▶ _Records to process_:
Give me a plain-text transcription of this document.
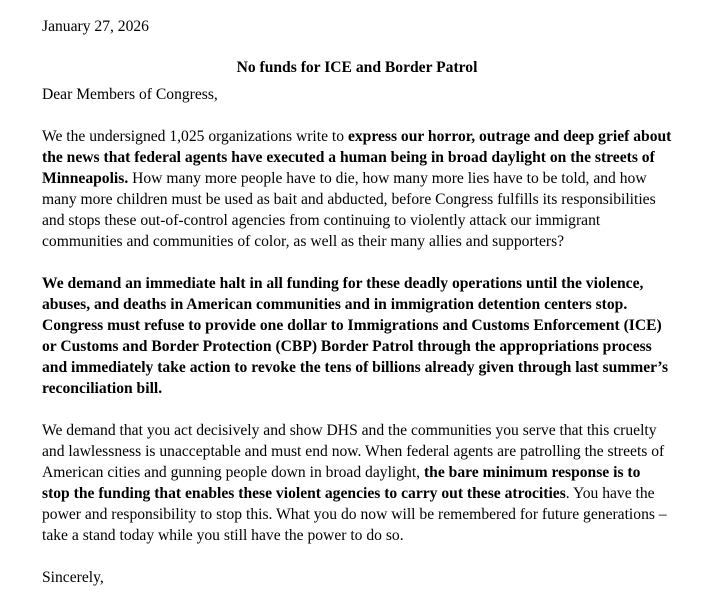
January 27, 2026

No funds for ICE and Border Patrol

Dear Members of Congress,

We the undersigned 1,025 organizations write to express our horror, outrage and deep grief about the news that federal agents have executed a human being in broad daylight on the streets of Minneapolis. How many more people have to die, how many more lies have to be told, and how many more children must be used as bait and abducted, before Congress fulfills its responsibilities and stops these out-of-control agencies from continuing to violently attack our immigrant communities and communities of color, as well as their many allies and supporters?

We demand an immediate halt in all funding for these deadly operations until the violence, abuses, and deaths in American communities and in immigration detention centers stop. Congress must refuse to provide one dollar to Immigrations and Customs Enforcement (ICE) or Customs and Border Protection (CBP) Border Patrol through the appropriations process and immediately take action to revoke the tens of billions already given through last summer’s reconciliation bill.

We demand that you act decisively and show DHS and the communities you serve that this cruelty and lawlessness is unacceptable and must end now. When federal agents are patrolling the streets of American cities and gunning people down in broad daylight, the bare minimum response is to stop the funding that enables these violent agencies to carry out these atrocities. You have the power and responsibility to stop this. What you do now will be remembered for future generations – take a stand today while you still have the power to do so.

Sincerely,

▶ _Exercise_: Give the count of lines in the records that contain "broad", and no other text.

▶ _Solution to this exercise_: 2